Exercise text:
——————————

Joining me to discuss this is former DNC Chairman, former Vermont Governor, Howard Dean. Governor, polling from last year actually closely matches polling from the last ten days. The positioning of the candidate is actually remained pretty static. Nonetheless, I'm sure of Elizabeth Warren would prefer this week to some other not so great once she's had. What would you say about her ability to stick despite, you know, 23 other candidates?

FMR. GOV. HOWARD DEAN (D-NY): I think it's very good. You know, when somebody announces, they tend to get knocked down. The press builds them up until they announce and then they really let them have it with a bunch of stories that aren't very nice, that people leaked to them in many cases and so forth and so on. And that's pretty much is the rule for everybody who announces, whether it's first or the last.

Elizabeth got through that. And so she got knocked down and now she's building herself back up again. That's a very good sign. That's a ritual you have to get through and she's going through it. So she's -- I think she establishes the real deal.

CUPP: I think you could argue and maybe disagree, but I think it's not controversial to say that Sanders and Warren are fighting over similar constituencies. And I think if they continue to split the progressive vote without one of them dropping out, they're probably just going to hand Biden the nomination. Should one of them at some point tell the other one, hey, you got to sit this one out?

DEAN: Well, I think we have a fundamental difference of opinion about why people vote. I actually don't believe people vote on issues very much. I know democrats, especially well educated ones, always like to think we do, but we used -- we vote on emotion just like every other voter does. We just think and issues become proxies for our emotions.

So it is true that Bernie's voters and Elizabeth's voters and some other voters for other candidates as well could be classified as progressives. But I think it's really more of a feeling about the candidate and whether you like the candidate or don't like the candidate or respect the candidate. So I'm not so sure that both these candidates can't do well and survive with each one of them in the race.

CUPP: Well, that's interesting. Warren, as you know, has been hammering policy, which is very refreshing, even if you disagree with her solutions. Do you think though that that might put her in a top spot in a general election committing so early to really granular, progressive policies?

DEAN: I don't think so, because Bernie would have done well last time around against Trump also. Again, it's -- I think the strength of Elizabeth is actually very similar to the strength of Bernie, not so much in their progressive politics, although for people who consider themselves progressives, that matters, it's because she says what she thinks and she's out front about it.

People like that a lot. I saw there was an article at last couple of week which she went in front of a bunch of Trump voters and they came and went away saying, hey, we really like her. Well, it's not because they're on the left, it's because they like the fact that she's outspoken, which is also what they like about Bernie.

CUPP: Well, I mean, we should acknowledge that she also doesn't poll very well in her home state and her unfavorability is high, higher than most of the other candidates. Does that worry you? Should it worry democrats?

DEAN: Look, it always is a worry when unfavorability is higher. I have to say that part of it is sexism among the voters. Most of the negative opinions of Elizabeth Warren are not coming from democrats. They're coming from other people that are polled, and you know that the Trump faction in partly is successful because they're sexist. I mean, Hillary Clinton, there's no question, there was an anti-woman vote in the last election in 2016.

——————————

[Dataset entries]
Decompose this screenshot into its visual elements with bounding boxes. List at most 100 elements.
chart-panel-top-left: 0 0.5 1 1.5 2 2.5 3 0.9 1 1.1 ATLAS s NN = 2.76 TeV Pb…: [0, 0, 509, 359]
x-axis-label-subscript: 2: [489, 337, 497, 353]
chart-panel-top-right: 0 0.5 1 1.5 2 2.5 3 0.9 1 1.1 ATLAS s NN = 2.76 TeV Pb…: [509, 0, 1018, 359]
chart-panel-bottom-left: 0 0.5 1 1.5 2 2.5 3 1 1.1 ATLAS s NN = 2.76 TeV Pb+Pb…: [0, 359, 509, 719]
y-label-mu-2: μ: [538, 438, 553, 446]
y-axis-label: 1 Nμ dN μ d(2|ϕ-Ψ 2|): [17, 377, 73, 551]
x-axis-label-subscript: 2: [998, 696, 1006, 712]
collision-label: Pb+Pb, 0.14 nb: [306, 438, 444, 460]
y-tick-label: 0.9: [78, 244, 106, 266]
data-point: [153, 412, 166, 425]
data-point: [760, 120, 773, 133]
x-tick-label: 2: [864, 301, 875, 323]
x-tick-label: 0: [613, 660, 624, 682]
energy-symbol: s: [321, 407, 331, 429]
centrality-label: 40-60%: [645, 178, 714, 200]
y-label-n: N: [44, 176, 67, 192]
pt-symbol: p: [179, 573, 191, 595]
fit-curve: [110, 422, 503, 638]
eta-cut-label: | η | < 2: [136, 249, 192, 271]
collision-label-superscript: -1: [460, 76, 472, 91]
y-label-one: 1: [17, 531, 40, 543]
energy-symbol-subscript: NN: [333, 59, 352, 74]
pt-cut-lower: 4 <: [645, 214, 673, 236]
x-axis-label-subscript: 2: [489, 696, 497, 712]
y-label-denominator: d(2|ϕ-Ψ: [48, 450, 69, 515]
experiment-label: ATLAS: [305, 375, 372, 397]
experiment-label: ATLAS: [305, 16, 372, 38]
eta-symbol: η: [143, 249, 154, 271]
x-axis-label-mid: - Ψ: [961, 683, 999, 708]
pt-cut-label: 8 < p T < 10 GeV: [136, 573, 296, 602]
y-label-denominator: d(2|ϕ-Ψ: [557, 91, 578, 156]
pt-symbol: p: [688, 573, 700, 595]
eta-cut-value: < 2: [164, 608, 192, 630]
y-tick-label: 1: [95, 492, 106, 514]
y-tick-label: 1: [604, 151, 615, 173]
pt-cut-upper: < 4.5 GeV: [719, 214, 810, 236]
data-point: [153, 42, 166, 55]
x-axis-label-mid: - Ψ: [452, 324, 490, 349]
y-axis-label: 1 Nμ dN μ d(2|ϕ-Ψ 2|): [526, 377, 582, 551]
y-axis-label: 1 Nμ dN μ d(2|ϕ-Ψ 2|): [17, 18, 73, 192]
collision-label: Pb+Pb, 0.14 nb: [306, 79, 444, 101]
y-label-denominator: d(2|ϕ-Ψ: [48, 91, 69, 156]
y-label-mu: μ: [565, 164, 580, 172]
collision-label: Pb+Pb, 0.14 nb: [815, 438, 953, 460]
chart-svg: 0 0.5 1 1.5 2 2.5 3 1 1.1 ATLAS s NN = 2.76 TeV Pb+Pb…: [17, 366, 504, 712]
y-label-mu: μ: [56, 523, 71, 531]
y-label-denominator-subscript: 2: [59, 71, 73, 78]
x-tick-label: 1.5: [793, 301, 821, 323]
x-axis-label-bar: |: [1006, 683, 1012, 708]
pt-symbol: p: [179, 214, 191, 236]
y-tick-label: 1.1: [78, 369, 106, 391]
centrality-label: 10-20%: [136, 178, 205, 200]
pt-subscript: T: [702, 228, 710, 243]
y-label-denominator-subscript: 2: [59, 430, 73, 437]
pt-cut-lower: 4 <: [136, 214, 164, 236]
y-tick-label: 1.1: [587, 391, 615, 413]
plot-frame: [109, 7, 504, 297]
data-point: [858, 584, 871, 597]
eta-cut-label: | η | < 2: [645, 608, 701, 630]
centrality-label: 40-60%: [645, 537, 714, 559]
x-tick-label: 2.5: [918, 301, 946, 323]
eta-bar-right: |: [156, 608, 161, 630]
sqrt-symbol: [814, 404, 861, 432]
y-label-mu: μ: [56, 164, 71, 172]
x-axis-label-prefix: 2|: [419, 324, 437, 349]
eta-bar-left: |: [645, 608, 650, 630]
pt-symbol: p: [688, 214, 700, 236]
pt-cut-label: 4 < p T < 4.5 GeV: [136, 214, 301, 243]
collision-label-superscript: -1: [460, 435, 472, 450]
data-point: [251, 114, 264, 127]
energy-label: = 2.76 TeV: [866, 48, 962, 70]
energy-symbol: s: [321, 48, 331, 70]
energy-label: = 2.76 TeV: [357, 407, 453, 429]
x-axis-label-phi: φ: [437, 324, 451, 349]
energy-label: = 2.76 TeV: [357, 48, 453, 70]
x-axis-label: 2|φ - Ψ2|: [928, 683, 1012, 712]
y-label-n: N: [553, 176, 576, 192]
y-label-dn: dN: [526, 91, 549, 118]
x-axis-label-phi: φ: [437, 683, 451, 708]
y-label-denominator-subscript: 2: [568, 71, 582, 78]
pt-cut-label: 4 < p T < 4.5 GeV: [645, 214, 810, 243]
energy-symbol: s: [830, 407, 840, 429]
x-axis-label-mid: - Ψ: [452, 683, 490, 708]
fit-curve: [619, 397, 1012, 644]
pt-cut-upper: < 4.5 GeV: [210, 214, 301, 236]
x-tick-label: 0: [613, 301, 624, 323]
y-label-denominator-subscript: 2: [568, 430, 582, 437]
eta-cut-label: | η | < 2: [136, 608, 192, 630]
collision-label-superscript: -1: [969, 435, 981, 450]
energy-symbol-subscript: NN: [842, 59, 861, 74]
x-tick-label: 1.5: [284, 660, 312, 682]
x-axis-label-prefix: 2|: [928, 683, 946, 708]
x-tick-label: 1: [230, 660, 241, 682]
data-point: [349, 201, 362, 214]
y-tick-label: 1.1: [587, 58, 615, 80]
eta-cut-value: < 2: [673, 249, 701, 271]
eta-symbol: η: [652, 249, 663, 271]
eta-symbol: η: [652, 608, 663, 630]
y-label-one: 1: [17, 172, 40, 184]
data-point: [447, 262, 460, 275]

——————————

Your tasks:
**a)** Shorten the paragraph of the interview transcript that begins "So it is true that Bernie's voters," keeping its main points.
**b)** Carry on the interview transcript with Howard Dean, starting after its final sentence.
This material comes from a different source than the interview transcript.

Answer set:
**a)** Dean grants that Bernie's and Elizabeth's voters, along with some supporters of other candidates, could be called progressives. He argues that votes turn more on how people feel about a candidate: whether they like or respect that person. So he suspects both candidates may be able to do well and survive with each staying in the race.

**b)**
So I'm not terribly worried about Elizabeth's negatives. I think most of those are coming from people who weren't going to vote for the democrat anyway.

CUPP: Well, let me just press you on that before we go. Trump's unfavorables are also very, very high.

[18:30:01]

On what basis are you suggesting it's just sexism against Elizabeth Warren?

DEAN: Well, as you know, I mean, Trump is incompetent and he's a crook. I mean, there's a reason it's high. I mean most people don't like the President of the United States to be a crook.

CUPP: OK. I mean to be clear, his unfavorables were high from the beginning, so were Hillary Clinton's because she also made some very terrible decisions to a lot of voters. I'm just not sure that we can assume because she's a woman her unfavorables are because of sexism.

DEAN: I don't think that's necessarily proved because I said it, but it's not unlikely because there are a lot of people in this country who are not ready for a woman president and this is the kind of thing that seeps in to this. I personally don't think there's enough of those people to cost us the election. We have four or five very capable women candidates running for president out of the 24 and I'd be delighted to see one of them get the nomination.

But I do think their negatives are partly higher because people are afraid of a strong women particularly on the other side of the aisle.

CUPP: Former presidential candidate Governor Howard Dean, always a pleasure. Thanks so much for coming on.

DEAN: Thank you. Thanks for having me on.

CUPP: I'll have more on the Democratic Party's 2020 goals and even throw some math at you, that's next.

(COMMERCIAL BREAK)

(BEGIN VIDEO CLIP)

[18:35:08] MAYOR PETE BUTTIGIEG (D-IN), PRESIDENTIAL CANDIDATE: Democrats sometimes out think ourselves a little bit on this topic of what's called electability. Sometimes we pick somebody who is less inspiring that we think will also be less risky and we wind up getting somebody that's neither.

(END VIDEO CLIP)

CUPP: I wonder who he's talking about, Hillary Clinton. South Bend Mayor and presidential contender Pete Buttigieg at a town hall meeting in New Hampshire yesterday hit on an issue that the Democratic Party is wrestling with in this primary. Twenty-three Democrats vying to take on President Trump, so the internal and external calculations about who can and who should rise to that challenge and how are intense.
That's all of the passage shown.